Exercise: Copy the lines of the data word for word, starting at the line containing "Patent image size: (752, 594)." and ending with the line containing "The water inlet 55 is at (437, 92).", with both of those lines included.

Records from a collection:
============
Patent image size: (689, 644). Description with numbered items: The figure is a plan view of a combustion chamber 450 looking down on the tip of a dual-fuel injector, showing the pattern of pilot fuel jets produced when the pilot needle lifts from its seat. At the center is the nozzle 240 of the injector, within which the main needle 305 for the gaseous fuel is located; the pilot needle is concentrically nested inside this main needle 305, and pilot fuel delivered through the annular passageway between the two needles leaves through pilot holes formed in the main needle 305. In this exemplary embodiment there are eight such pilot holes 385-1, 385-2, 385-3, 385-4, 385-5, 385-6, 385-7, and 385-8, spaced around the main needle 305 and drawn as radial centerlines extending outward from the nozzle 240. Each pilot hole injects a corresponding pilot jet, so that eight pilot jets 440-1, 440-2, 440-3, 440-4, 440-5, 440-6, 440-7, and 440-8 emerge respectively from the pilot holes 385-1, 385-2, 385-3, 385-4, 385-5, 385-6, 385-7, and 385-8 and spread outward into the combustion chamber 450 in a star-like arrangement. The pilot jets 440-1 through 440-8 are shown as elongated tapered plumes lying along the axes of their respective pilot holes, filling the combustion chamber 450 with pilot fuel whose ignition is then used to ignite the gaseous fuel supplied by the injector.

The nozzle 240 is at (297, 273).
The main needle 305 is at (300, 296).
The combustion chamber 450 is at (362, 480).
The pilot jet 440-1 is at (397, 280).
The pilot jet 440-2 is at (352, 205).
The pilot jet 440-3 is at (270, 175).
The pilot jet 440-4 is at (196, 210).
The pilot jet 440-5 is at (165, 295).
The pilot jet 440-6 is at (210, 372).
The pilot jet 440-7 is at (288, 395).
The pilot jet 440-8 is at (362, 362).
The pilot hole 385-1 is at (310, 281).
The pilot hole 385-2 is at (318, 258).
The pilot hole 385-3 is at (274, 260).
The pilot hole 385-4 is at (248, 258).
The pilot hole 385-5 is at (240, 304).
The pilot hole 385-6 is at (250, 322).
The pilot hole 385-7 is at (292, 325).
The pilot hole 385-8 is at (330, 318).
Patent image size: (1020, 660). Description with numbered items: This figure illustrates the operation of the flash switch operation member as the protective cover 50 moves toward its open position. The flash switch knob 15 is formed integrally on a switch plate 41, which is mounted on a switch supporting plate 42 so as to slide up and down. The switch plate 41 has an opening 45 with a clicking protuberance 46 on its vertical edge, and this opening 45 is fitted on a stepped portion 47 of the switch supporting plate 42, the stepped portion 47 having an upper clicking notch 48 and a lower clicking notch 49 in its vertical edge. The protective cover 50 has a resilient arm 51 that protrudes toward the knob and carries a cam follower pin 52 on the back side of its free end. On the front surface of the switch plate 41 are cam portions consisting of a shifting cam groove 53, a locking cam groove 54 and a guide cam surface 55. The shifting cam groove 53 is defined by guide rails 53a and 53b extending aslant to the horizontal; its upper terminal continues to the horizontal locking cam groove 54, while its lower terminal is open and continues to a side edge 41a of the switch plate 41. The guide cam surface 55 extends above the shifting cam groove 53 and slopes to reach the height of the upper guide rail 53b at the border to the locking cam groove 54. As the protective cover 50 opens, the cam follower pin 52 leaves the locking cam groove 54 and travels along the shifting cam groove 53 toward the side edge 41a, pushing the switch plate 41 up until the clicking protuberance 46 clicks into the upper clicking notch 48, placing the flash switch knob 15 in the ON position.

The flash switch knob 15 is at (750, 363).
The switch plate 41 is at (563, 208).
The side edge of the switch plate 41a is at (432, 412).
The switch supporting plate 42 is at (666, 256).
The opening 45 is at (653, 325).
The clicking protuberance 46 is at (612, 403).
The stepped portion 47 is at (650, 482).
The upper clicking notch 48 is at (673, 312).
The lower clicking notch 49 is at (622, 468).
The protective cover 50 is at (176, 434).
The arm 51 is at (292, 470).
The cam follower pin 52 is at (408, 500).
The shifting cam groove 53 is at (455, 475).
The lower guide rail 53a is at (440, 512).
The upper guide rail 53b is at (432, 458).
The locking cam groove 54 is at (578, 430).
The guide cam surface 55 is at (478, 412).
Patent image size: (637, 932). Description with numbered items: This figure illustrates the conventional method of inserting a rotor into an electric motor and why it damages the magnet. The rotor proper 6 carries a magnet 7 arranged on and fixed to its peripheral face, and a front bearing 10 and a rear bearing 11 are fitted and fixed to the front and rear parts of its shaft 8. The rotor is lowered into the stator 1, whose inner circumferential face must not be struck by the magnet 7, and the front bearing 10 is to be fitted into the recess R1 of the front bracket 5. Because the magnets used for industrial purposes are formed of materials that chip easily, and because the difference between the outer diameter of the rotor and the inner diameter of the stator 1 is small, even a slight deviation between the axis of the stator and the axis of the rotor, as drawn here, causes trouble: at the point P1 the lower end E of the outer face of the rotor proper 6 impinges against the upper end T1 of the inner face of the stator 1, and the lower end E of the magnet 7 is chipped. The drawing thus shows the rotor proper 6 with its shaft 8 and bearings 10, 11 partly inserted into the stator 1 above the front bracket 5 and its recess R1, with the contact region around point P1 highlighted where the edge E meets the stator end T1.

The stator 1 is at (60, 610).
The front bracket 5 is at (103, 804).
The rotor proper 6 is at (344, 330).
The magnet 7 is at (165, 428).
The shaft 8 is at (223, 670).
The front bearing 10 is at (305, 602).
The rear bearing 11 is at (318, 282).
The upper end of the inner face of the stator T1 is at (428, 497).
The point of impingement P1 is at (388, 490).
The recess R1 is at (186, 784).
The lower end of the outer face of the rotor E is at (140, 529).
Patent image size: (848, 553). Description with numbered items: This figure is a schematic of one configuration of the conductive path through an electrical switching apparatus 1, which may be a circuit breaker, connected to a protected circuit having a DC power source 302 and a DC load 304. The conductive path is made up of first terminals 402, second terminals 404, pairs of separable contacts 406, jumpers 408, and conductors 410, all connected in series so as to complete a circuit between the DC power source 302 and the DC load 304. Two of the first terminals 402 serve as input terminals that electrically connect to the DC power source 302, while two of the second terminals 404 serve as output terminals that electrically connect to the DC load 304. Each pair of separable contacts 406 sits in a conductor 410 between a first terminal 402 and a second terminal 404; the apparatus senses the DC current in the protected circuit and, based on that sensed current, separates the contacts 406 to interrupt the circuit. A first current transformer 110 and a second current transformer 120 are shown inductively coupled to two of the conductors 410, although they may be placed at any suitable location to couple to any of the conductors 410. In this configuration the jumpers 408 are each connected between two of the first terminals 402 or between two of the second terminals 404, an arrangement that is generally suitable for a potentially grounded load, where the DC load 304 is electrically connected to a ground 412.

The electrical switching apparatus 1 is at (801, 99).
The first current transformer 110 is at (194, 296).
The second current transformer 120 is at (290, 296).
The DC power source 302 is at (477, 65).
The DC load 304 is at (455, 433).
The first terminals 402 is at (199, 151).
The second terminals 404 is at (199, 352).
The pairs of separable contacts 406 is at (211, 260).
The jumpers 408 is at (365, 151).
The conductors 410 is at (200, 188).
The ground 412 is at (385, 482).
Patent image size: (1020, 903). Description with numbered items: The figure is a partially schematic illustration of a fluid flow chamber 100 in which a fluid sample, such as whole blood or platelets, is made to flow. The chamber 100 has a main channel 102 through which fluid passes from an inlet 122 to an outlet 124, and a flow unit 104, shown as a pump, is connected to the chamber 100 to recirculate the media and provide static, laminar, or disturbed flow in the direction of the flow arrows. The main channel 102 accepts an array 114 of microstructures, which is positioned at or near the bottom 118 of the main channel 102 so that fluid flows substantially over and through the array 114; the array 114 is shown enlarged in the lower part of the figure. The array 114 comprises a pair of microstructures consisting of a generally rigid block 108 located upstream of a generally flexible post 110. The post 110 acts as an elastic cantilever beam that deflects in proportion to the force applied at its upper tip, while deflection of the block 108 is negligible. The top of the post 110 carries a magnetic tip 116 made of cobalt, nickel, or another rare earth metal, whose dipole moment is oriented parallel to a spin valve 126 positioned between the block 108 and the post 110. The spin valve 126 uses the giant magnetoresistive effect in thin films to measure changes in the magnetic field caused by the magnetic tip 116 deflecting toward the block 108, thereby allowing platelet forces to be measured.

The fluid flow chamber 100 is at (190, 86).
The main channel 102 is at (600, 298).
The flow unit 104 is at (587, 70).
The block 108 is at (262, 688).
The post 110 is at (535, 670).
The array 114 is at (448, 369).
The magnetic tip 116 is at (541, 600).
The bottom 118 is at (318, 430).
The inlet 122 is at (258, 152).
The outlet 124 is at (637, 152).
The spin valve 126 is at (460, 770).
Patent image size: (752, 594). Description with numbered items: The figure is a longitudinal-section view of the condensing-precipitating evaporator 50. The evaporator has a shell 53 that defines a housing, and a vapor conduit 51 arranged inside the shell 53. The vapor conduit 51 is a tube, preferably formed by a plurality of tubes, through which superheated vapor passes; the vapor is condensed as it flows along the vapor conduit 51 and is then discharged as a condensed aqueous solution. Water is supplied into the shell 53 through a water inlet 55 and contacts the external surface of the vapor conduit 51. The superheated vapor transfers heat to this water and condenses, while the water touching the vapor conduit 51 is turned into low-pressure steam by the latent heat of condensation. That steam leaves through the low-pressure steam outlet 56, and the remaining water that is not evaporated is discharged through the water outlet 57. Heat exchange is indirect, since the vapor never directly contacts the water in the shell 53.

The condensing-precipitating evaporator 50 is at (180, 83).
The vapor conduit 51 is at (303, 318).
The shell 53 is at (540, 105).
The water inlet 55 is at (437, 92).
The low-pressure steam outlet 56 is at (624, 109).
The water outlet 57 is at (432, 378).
============
Expected output:
Patent image size: (752, 594). Description with numbered items: The figure is a longitudinal-section view of the condensing-precipitating evaporator 50. The evaporator has a shell 53 that defines a housing, and a vapor conduit 51 arranged inside the shell 53. The vapor conduit 51 is a tube, preferably formed by a plurality of tubes, through which superheated vapor passes; the vapor is condensed as it flows along the vapor conduit 51 and is then discharged as a condensed aqueous solution. Water is supplied into the shell 53 through a water inlet 55 and contacts the external surface of the vapor conduit 51. The superheated vapor transfers heat to this water and condenses, while the water touching the vapor conduit 51 is turned into low-pressure steam by the latent heat of condensation. That steam leaves through the low-pressure steam outlet 56, and the remaining water that is not evaporated is discharged through the water outlet 57. Heat exchange is indirect, since the vapor never directly contacts the water in the shell 53.

The condensing-precipitating evaporator 50 is at (180, 83).
The vapor conduit 51 is at (303, 318).
The shell 53 is at (540, 105).
The water inlet 55 is at (437, 92).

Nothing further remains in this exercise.